Exercise requirements: In the data below, find every line that has the string "Skin", and copy it.

------------------------------------------------

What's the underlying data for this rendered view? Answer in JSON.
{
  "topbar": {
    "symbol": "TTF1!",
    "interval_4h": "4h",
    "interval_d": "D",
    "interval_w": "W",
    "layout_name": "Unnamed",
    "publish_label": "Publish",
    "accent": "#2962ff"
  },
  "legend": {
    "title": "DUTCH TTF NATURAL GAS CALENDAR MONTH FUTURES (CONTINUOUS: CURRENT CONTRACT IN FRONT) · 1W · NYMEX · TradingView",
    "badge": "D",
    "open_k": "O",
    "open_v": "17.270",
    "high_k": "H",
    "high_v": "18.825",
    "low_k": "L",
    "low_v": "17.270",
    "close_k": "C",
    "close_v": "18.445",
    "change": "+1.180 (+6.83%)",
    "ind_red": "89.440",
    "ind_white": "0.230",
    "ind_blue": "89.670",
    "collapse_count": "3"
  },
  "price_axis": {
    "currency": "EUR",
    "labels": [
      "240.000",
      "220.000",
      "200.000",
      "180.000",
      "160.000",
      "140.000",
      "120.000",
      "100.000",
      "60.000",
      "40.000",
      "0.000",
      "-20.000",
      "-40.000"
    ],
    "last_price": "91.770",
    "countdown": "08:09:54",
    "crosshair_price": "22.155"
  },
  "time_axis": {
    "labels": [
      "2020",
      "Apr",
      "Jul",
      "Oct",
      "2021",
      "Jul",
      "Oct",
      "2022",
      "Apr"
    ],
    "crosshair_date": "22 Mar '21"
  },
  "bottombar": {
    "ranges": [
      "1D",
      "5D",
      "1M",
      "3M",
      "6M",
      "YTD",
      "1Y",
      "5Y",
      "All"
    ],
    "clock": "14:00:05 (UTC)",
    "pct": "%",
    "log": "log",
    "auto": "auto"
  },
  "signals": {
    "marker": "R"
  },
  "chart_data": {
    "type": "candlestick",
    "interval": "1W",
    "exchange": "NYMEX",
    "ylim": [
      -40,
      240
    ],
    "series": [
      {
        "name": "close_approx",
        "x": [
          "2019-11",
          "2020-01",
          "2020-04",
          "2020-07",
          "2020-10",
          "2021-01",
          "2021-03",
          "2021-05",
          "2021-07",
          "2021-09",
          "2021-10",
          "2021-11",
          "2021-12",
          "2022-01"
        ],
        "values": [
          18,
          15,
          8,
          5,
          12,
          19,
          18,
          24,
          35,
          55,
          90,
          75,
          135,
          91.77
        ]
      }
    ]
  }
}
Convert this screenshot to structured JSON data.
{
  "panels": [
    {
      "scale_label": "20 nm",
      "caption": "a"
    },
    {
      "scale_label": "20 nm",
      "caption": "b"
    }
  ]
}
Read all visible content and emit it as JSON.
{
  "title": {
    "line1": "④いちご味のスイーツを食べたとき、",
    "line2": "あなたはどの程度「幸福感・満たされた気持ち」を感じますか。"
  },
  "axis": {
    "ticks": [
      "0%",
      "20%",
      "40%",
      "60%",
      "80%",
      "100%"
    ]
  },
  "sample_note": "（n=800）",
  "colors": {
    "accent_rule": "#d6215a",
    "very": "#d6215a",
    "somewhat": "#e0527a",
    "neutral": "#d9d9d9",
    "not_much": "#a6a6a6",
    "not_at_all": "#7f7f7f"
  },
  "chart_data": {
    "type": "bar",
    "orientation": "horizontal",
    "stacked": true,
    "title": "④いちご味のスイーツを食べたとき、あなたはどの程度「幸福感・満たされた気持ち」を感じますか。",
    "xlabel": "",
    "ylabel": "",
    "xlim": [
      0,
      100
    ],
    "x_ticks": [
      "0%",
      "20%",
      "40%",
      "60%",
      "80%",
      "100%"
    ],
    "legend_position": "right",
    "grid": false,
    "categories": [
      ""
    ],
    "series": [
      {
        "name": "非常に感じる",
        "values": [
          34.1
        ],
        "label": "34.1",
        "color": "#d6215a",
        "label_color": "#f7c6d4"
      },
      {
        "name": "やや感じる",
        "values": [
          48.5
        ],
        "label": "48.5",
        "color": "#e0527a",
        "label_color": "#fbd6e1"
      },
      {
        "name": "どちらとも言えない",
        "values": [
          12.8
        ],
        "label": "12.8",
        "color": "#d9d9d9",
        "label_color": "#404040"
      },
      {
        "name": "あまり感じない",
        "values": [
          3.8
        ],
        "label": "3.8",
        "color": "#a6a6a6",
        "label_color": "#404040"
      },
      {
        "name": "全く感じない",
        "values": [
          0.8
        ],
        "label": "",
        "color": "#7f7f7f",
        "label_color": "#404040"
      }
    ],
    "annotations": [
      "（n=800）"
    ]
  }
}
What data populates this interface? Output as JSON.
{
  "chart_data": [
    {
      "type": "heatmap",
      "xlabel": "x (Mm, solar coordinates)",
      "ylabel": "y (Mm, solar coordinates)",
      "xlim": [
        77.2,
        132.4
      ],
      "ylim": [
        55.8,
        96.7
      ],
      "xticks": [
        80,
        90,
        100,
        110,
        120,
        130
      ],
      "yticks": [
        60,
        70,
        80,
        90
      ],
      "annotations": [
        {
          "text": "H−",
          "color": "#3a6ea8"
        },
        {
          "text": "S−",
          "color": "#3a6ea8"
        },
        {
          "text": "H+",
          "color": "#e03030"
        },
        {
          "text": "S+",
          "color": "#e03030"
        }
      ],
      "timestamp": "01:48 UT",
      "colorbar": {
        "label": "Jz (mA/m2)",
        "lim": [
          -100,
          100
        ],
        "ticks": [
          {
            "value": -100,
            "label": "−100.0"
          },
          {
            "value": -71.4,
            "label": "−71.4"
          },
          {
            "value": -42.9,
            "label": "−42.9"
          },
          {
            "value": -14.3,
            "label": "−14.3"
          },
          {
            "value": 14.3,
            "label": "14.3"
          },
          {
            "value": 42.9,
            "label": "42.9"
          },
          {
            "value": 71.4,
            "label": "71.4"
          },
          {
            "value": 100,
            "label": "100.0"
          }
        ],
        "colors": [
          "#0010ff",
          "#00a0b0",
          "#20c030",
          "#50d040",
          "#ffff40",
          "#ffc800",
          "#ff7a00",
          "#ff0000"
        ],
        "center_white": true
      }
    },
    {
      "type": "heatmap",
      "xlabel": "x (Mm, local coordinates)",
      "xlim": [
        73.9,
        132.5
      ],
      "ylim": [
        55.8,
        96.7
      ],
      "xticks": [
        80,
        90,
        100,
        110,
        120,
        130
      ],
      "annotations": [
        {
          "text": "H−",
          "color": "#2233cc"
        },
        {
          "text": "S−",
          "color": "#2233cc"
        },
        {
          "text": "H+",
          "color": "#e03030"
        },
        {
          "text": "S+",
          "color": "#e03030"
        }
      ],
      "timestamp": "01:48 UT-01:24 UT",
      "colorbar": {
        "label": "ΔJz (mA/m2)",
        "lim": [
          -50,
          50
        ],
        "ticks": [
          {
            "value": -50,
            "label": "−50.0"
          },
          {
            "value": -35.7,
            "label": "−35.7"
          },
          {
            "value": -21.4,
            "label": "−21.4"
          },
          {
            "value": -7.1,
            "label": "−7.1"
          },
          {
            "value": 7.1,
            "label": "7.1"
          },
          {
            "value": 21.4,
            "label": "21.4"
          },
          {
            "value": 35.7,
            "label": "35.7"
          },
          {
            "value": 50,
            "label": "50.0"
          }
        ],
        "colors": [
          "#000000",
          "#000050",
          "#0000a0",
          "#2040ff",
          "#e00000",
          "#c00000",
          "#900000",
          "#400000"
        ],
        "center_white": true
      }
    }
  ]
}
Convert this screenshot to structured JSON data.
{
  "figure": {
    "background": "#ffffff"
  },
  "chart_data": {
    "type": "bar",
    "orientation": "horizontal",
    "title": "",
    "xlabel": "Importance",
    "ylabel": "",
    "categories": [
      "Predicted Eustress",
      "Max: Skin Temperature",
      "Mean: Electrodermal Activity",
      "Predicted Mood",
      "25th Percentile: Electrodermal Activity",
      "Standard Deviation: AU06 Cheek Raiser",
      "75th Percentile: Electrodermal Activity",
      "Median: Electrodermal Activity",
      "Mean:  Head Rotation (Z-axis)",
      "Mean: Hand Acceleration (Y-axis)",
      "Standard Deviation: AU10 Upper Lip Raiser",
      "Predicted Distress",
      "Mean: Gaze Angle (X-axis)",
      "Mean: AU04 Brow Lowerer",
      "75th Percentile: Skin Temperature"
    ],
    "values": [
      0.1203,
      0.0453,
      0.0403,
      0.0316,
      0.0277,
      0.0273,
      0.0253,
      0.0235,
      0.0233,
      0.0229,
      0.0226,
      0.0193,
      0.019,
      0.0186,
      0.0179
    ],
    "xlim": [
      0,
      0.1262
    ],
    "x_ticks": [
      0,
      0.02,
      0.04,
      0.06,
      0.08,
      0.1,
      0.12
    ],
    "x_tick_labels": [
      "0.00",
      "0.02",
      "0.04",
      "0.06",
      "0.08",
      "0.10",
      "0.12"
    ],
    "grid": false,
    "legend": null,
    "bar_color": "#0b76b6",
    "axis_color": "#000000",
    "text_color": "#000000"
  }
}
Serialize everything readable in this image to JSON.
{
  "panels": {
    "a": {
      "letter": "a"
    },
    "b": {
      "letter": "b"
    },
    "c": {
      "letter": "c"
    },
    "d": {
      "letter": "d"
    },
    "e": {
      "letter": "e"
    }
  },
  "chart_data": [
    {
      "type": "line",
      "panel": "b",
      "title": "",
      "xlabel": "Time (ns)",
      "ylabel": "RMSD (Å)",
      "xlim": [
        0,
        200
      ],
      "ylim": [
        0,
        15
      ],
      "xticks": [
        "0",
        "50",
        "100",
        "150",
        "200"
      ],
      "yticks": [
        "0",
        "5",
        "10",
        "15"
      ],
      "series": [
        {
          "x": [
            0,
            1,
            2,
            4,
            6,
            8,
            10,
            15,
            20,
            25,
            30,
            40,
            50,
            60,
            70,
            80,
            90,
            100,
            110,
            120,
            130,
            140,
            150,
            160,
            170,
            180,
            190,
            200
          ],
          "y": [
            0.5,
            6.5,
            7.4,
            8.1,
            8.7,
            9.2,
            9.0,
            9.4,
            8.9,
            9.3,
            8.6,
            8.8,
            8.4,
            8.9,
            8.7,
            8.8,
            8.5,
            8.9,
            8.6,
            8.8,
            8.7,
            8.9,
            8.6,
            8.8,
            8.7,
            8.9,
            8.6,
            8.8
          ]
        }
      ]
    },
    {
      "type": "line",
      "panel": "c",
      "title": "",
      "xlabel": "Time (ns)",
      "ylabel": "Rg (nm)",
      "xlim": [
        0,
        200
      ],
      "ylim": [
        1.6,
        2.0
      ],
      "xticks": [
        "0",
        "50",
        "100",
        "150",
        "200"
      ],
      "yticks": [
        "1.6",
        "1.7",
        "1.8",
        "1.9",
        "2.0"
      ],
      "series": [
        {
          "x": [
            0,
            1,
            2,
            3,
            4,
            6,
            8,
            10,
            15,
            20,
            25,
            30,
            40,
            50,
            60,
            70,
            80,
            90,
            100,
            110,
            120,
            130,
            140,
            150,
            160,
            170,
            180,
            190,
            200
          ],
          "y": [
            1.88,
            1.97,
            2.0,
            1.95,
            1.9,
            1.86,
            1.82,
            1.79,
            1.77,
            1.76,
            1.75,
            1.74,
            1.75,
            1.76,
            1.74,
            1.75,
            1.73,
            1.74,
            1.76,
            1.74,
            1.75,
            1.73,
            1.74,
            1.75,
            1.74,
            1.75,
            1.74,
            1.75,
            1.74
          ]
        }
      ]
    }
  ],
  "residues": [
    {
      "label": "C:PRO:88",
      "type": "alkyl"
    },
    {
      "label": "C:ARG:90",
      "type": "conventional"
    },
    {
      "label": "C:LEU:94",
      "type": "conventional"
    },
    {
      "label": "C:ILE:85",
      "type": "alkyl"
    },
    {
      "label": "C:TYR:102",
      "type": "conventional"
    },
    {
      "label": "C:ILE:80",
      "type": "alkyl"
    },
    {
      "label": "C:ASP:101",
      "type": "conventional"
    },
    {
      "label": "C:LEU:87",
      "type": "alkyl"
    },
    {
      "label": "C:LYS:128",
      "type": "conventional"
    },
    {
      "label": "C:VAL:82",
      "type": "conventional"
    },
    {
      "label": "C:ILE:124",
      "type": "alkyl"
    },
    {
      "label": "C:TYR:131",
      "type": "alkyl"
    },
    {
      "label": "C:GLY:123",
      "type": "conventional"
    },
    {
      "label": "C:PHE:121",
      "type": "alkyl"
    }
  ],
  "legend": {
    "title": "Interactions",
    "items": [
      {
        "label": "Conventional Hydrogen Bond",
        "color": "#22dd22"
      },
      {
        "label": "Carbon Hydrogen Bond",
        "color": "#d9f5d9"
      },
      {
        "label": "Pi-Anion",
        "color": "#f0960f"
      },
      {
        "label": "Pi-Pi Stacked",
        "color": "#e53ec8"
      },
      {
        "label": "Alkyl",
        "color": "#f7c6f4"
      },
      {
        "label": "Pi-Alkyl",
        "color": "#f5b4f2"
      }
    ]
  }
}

------------------------------------------------

Correct response:
      "Max: Skin Temperature",
      "75th Percentile: Skin Temperature"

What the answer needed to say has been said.